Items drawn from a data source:
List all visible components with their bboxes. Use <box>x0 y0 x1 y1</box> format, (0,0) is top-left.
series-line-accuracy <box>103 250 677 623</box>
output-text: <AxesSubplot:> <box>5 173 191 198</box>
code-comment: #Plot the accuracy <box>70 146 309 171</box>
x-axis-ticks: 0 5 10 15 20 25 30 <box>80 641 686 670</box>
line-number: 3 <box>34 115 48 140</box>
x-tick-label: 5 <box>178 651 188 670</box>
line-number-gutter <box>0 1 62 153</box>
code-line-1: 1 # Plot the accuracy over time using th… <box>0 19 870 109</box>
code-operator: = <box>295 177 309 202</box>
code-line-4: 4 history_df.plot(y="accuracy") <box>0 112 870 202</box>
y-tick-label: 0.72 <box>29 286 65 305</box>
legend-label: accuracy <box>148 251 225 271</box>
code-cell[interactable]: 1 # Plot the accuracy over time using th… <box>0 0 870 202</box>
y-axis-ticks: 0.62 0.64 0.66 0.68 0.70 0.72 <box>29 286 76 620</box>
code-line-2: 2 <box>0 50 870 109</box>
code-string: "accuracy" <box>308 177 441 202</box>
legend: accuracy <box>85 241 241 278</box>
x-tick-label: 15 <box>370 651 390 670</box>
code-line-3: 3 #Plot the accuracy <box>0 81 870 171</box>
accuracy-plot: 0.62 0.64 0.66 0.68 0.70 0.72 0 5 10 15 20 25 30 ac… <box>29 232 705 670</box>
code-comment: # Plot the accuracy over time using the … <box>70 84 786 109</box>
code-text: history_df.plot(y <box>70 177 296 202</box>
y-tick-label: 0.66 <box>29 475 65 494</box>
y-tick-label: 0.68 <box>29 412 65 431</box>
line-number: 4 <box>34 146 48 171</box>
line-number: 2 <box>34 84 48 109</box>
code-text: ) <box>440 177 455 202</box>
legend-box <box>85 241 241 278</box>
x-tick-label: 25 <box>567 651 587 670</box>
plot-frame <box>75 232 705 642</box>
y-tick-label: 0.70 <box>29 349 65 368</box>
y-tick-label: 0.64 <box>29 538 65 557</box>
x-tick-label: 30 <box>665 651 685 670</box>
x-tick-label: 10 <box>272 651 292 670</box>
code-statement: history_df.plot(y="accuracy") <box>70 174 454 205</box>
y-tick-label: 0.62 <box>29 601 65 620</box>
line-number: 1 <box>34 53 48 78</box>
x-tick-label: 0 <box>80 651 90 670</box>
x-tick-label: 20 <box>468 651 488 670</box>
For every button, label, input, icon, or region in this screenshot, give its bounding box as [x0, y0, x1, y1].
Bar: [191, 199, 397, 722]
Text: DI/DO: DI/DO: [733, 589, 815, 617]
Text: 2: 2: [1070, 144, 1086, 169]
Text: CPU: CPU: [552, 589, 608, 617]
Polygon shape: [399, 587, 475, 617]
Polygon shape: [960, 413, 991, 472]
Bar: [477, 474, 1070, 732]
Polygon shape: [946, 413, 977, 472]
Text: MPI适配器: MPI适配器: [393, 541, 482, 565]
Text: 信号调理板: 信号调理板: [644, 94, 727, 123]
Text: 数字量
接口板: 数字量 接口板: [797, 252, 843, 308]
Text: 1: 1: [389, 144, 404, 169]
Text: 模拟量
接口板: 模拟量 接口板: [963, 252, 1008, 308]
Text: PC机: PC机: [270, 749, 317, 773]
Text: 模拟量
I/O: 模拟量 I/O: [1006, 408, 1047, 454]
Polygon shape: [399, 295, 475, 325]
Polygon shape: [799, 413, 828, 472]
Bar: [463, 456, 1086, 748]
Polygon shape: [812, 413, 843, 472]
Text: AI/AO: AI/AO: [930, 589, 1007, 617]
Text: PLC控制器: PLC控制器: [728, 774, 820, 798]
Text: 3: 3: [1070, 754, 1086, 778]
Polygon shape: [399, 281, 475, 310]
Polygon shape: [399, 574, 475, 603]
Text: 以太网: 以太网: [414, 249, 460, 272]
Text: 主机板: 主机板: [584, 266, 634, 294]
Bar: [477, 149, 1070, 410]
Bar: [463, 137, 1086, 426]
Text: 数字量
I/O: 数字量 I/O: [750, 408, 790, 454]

- [What you are asked to do]
Duplicate the stretch of the listing from its first line through the line containing "112 870 202</box>", character for character.

- [Solution to this problem]
List all visible components with their bboxes. Use <box>x0 y0 x1 y1</box> format, (0,0) is top-left.
series-line-accuracy <box>103 250 677 623</box>
output-text: <AxesSubplot:> <box>5 173 191 198</box>
code-comment: #Plot the accuracy <box>70 146 309 171</box>
x-axis-ticks: 0 5 10 15 20 25 30 <box>80 641 686 670</box>
line-number: 3 <box>34 115 48 140</box>
x-tick-label: 5 <box>178 651 188 670</box>
line-number-gutter <box>0 1 62 153</box>
code-line-1: 1 # Plot the accuracy over time using th… <box>0 19 870 109</box>
code-operator: = <box>295 177 309 202</box>
code-line-4: 4 history_df.plot(y="accuracy") <box>0 112 870 202</box>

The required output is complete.